| PROBLEM REQUIREMENTS |
Select lines where the word "both" appears.

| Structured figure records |

+-------+

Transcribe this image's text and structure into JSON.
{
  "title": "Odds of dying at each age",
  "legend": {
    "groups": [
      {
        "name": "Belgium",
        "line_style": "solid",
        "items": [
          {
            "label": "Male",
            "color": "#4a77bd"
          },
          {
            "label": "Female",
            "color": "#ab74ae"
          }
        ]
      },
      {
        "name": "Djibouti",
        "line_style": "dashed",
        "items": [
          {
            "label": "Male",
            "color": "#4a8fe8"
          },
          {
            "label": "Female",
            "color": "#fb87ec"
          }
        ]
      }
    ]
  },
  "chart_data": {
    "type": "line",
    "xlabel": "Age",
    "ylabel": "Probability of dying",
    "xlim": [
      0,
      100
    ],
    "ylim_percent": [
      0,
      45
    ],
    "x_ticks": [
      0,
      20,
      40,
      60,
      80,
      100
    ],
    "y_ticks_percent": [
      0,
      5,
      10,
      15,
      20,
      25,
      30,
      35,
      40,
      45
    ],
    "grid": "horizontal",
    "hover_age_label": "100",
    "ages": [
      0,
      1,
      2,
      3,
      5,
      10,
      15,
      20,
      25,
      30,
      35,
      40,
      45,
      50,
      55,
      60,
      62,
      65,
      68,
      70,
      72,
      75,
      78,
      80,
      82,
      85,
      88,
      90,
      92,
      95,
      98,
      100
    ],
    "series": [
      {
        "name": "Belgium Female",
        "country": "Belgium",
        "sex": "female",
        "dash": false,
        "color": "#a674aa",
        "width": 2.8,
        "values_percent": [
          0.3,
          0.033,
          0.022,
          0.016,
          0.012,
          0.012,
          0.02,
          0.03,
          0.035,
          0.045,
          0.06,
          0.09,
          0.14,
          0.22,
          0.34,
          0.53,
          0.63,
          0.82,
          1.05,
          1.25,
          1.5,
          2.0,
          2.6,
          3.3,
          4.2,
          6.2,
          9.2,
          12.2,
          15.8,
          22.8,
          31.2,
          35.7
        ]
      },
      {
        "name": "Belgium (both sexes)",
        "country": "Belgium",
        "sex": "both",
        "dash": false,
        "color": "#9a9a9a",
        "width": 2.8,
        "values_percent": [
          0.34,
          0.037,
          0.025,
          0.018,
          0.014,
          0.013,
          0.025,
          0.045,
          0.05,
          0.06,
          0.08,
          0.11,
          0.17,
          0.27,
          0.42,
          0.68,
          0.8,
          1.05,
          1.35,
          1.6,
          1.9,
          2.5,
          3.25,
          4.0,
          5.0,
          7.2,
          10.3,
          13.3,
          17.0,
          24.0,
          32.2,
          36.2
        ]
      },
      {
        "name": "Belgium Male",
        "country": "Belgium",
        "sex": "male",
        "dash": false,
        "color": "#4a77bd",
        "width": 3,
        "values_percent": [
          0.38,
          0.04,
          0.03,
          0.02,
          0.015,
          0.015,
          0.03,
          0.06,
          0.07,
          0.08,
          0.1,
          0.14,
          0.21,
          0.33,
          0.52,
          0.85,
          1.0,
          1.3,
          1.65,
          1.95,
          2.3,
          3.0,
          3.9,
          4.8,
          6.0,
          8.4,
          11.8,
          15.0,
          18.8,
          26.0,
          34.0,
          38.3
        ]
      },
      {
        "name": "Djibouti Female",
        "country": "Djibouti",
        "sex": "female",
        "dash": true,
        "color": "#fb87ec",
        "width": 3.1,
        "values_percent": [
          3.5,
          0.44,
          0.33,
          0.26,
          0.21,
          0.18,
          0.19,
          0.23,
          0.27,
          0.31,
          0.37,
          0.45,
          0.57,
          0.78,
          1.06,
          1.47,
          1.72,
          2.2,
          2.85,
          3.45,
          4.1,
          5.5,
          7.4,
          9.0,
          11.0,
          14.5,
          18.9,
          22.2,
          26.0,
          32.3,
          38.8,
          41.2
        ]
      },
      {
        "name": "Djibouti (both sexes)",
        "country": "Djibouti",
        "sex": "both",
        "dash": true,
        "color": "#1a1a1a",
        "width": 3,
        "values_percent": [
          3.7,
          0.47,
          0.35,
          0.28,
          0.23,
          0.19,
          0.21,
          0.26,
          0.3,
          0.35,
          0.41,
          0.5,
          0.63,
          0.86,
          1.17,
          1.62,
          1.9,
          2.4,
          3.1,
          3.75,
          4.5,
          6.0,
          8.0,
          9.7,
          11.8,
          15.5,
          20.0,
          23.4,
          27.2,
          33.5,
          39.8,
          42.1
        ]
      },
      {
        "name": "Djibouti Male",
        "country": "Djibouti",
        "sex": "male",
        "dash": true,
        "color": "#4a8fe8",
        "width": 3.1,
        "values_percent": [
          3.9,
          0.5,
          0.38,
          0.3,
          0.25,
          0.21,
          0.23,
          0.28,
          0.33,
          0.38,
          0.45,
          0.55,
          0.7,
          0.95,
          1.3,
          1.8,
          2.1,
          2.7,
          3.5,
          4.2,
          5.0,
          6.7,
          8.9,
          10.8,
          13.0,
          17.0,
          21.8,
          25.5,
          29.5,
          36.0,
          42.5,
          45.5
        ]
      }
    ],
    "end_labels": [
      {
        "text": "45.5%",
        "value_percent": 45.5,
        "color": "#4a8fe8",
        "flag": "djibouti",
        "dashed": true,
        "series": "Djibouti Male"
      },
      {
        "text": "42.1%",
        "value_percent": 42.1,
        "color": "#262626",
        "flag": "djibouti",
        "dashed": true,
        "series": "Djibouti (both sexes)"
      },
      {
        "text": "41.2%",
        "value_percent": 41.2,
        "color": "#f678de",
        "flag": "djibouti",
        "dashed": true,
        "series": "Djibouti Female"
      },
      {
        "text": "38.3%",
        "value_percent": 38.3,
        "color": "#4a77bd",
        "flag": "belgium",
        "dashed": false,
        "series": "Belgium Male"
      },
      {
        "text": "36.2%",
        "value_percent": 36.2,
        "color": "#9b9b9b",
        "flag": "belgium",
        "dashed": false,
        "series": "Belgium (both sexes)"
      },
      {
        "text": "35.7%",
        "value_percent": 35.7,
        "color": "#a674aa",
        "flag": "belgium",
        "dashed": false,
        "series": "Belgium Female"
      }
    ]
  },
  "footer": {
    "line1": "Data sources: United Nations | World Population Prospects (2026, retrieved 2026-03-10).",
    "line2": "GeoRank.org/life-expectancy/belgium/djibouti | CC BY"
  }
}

+-------+

| ANSWER TO THIS TASK |
        "name": "Belgium (both sexes)",
        "sex": "both",
        "name": "Djibouti (both sexes)",
        "sex": "both",
        "series": "Djibouti (both sexes)"
        "series": "Belgium (both sexes)"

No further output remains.